Exercise directions. Below is a set of records. Repeat all of them exactly.

Data supplied.

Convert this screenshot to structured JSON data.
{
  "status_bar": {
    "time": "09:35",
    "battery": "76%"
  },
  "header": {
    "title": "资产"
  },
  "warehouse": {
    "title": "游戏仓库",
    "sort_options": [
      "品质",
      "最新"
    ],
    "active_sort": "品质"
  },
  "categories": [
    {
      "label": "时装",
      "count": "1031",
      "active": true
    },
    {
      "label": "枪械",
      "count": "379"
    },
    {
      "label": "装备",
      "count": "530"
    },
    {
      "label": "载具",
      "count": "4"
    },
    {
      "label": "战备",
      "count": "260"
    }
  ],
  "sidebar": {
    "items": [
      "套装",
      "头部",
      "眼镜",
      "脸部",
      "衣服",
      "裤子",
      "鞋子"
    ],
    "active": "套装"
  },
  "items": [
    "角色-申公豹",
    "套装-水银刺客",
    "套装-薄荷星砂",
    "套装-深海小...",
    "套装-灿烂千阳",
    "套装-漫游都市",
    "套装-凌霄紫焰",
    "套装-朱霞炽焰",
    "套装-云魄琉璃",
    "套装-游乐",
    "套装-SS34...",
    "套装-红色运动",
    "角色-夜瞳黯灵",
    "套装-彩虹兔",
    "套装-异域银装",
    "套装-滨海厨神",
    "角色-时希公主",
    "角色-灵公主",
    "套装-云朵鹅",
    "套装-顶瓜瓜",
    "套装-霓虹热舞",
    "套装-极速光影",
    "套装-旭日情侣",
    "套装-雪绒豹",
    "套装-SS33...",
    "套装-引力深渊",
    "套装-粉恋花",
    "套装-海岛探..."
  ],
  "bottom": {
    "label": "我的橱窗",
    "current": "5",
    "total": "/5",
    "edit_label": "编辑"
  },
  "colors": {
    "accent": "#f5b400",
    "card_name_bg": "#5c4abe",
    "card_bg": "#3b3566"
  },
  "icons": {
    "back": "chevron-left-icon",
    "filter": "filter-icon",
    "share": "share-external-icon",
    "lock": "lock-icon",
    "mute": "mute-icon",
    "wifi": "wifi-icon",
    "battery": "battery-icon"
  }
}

Output.
Convert this screenshot to structured JSON data.
{
  "status_bar": {
    "time": "09:35",
    "battery": "76%"
  },
  "header": {
    "title": "资产"
  },
  "warehouse": {
    "title": "游戏仓库",
    "sort_options": [
      "品质",
      "最新"
    ],
    "active_sort": "品质"
  },
  "categories": [
    {
      "label": "时装",
      "count": "1031",
      "active": true
    },
    {
      "label": "枪械",
      "count": "379"
    },
    {
      "label": "装备",
      "count": "530"
    },
    {
      "label": "载具",
      "count": "4"
    },
    {
      "label": "战备",
      "count": "260"
    }
  ],
  "sidebar": {
    "items": [
      "套装",
      "头部",
      "眼镜",
      "脸部",
      "衣服",
      "裤子",
      "鞋子"
    ],
    "active": "套装"
  },
  "items": [
    "角色-申公豹",
    "套装-水银刺客",
    "套装-薄荷星砂",
    "套装-深海小...",
    "套装-灿烂千阳",
    "套装-漫游都市",
    "套装-凌霄紫焰",
    "套装-朱霞炽焰",
    "套装-云魄琉璃",
    "套装-游乐",
    "套装-SS34...",
    "套装-红色运动",
    "角色-夜瞳黯灵",
    "套装-彩虹兔",
    "套装-异域银装",
    "套装-滨海厨神",
    "角色-时希公主",
    "角色-灵公主",
    "套装-云朵鹅",
    "套装-顶瓜瓜",
    "套装-霓虹热舞",
    "套装-极速光影",
    "套装-旭日情侣",
    "套装-雪绒豹",
    "套装-SS33...",
    "套装-引力深渊",
    "套装-粉恋花",
    "套装-海岛探..."
  ],
  "bottom": {
    "label": "我的橱窗",
    "current": "5",
    "total": "/5",
    "edit_label": "编辑"
  },
  "colors": {
    "accent": "#f5b400",
    "card_name_bg": "#5c4abe",
    "card_bg": "#3b3566"
  },
  "icons": {
    "back": "chevron-left-icon",
    "filter": "filter-icon",
    "share": "share-external-icon",
    "lock": "lock-icon",
    "mute": "mute-icon",
    "wifi": "wifi-icon",
    "battery": "battery-icon"
  }
}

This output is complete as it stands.